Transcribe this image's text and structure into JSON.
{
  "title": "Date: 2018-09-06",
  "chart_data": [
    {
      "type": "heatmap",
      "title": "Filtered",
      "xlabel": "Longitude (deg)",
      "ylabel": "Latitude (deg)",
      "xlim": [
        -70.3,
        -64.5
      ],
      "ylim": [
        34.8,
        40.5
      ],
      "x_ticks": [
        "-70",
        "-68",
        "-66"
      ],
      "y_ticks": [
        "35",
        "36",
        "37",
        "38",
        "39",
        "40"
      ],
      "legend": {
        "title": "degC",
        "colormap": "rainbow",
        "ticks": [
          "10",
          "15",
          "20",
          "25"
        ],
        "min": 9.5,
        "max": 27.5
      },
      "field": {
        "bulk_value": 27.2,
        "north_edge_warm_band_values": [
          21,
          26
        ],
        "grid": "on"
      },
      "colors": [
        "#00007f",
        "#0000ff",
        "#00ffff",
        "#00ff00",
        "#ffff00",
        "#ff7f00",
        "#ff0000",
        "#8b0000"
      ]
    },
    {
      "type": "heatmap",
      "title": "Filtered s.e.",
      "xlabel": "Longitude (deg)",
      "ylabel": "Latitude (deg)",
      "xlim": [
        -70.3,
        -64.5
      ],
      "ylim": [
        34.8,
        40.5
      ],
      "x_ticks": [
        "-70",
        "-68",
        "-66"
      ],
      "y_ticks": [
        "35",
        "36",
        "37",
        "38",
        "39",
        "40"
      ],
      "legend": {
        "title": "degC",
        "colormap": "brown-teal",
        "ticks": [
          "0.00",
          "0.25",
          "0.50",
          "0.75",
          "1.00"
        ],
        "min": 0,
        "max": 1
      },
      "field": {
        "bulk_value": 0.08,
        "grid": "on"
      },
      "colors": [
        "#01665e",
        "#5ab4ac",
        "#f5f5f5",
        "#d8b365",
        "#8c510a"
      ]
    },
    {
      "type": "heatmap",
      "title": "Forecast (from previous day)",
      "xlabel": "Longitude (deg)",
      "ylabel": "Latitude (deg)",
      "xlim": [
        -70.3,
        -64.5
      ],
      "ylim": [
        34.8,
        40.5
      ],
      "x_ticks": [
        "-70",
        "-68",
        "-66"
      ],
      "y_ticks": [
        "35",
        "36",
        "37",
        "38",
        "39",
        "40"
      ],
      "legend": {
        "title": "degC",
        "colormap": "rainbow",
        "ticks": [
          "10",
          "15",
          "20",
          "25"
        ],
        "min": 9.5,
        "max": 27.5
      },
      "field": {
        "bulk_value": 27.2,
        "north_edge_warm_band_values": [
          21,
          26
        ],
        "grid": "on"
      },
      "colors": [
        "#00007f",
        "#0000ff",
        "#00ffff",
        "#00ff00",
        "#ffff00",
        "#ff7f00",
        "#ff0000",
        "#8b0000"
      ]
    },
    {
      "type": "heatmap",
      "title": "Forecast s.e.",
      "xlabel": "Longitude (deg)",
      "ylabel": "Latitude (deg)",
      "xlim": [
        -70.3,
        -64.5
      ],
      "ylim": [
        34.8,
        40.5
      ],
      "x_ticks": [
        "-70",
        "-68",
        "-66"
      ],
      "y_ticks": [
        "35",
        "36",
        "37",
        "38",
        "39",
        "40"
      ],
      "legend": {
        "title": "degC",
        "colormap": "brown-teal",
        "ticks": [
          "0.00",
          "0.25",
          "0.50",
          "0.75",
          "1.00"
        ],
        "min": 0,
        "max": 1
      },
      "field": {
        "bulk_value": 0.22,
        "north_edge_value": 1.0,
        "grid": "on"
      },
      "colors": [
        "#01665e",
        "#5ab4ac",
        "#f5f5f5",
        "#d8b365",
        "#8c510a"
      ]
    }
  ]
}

◇ ◇ ◇ ◇

Write out every record, exactly as written.

--- ANSWER TO THE PROBLEM ---
Transcribe this image's text and structure into JSON.
{
  "title": "Date: 2018-09-06",
  "chart_data": [
    {
      "type": "heatmap",
      "title": "Filtered",
      "xlabel": "Longitude (deg)",
      "ylabel": "Latitude (deg)",
      "xlim": [
        -70.3,
        -64.5
      ],
      "ylim": [
        34.8,
        40.5
      ],
      "x_ticks": [
        "-70",
        "-68",
        "-66"
      ],
      "y_ticks": [
        "35",
        "36",
        "37",
        "38",
        "39",
        "40"
      ],
      "legend": {
        "title": "degC",
        "colormap": "rainbow",
        "ticks": [
          "10",
          "15",
          "20",
          "25"
        ],
        "min": 9.5,
        "max": 27.5
      },
      "field": {
        "bulk_value": 27.2,
        "north_edge_warm_band_values": [
          21,
          26
        ],
        "grid": "on"
      },
      "colors": [
        "#00007f",
        "#0000ff",
        "#00ffff",
        "#00ff00",
        "#ffff00",
        "#ff7f00",
        "#ff0000",
        "#8b0000"
      ]
    },
    {
      "type": "heatmap",
      "title": "Filtered s.e.",
      "xlabel": "Longitude (deg)",
      "ylabel": "Latitude (deg)",
      "xlim": [
        -70.3,
        -64.5
      ],
      "ylim": [
        34.8,
        40.5
      ],
      "x_ticks": [
        "-70",
        "-68",
        "-66"
      ],
      "y_ticks": [
        "35",
        "36",
        "37",
        "38",
        "39",
        "40"
      ],
      "legend": {
        "title": "degC",
        "colormap": "brown-teal",
        "ticks": [
          "0.00",
          "0.25",
          "0.50",
          "0.75",
          "1.00"
        ],
        "min": 0,
        "max": 1
      },
      "field": {
        "bulk_value": 0.08,
        "grid": "on"
      },
      "colors": [
        "#01665e",
        "#5ab4ac",
        "#f5f5f5",
        "#d8b365",
        "#8c510a"
      ]
    },
    {
      "type": "heatmap",
      "title": "Forecast (from previous day)",
      "xlabel": "Longitude (deg)",
      "ylabel": "Latitude (deg)",
      "xlim": [
        -70.3,
        -64.5
      ],
      "ylim": [
        34.8,
        40.5
      ],
      "x_ticks": [
        "-70",
        "-68",
        "-66"
      ],
      "y_ticks": [
        "35",
        "36",
        "37",
        "38",
        "39",
        "40"
      ],
      "legend": {
        "title": "degC",
        "colormap": "rainbow",
        "ticks": [
          "10",
          "15",
          "20",
          "25"
        ],
        "min": 9.5,
        "max": 27.5
      },
      "field": {
        "bulk_value": 27.2,
        "north_edge_warm_band_values": [
          21,
          26
        ],
        "grid": "on"
      },
      "colors": [
        "#00007f",
        "#0000ff",
        "#00ffff",
        "#00ff00",
        "#ffff00",
        "#ff7f00",
        "#ff0000",
        "#8b0000"
      ]
    },
    {
      "type": "heatmap",
      "title": "Forecast s.e.",
      "xlabel": "Longitude (deg)",
      "ylabel": "Latitude (deg)",
      "xlim": [
        -70.3,
        -64.5
      ],
      "ylim": [
        34.8,
        40.5
      ],
      "x_ticks": [
        "-70",
        "-68",
        "-66"
      ],
      "y_ticks": [
        "35",
        "36",
        "37",
        "38",
        "39",
        "40"
      ],
      "legend": {
        "title": "degC",
        "colormap": "brown-teal",
        "ticks": [
          "0.00",
          "0.25",
          "0.50",
          "0.75",
          "1.00"
        ],
        "min": 0,
        "max": 1
      },
      "field": {
        "bulk_value": 0.22,
        "north_edge_value": 1.0,
        "grid": "on"
      },
      "colors": [
        "#01665e",
        "#5ab4ac",
        "#f5f5f5",
        "#d8b365",
        "#8c510a"
      ]
    }
  ]
}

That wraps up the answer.